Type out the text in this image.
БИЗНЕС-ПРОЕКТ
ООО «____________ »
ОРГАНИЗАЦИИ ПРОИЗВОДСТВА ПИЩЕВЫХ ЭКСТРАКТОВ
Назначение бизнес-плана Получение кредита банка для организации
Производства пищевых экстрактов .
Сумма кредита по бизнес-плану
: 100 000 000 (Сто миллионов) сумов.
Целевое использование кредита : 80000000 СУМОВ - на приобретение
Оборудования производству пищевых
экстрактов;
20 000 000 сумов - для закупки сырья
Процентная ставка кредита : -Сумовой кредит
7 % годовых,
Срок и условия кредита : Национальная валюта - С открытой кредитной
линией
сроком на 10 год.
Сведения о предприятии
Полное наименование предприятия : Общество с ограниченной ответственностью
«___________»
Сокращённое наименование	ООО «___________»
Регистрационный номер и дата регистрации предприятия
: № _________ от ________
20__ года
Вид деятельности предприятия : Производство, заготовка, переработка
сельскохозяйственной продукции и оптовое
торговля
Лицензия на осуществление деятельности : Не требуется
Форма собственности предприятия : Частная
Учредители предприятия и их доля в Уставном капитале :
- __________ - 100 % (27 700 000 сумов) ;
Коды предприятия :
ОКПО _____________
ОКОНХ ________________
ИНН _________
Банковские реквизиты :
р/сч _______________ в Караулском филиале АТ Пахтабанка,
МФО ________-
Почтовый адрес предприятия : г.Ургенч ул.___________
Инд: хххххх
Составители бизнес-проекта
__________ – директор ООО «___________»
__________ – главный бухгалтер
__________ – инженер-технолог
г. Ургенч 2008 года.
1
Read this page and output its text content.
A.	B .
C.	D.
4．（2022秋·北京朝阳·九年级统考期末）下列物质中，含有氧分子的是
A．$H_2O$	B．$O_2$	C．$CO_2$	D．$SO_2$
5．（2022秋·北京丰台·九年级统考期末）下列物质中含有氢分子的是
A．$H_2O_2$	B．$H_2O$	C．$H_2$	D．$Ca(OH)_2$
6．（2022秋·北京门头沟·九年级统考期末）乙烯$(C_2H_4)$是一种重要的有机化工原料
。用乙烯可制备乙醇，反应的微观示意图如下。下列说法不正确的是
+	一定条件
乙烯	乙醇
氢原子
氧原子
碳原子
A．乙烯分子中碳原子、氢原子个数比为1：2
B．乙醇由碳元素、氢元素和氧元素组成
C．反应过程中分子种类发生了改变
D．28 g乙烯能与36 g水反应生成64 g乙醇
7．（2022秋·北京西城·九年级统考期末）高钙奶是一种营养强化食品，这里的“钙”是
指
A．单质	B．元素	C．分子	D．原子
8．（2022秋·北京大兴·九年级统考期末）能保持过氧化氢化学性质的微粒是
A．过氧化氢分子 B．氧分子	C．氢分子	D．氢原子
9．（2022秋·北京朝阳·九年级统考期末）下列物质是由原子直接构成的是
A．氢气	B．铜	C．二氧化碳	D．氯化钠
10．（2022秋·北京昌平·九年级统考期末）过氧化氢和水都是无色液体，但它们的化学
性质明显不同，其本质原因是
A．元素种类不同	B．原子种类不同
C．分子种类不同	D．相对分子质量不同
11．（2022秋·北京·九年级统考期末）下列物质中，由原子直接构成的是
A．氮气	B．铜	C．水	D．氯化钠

### GOAL OF THE EXERCISE
Determine how many lines contain the word "this" and reply with that number alone.

### REPLY
2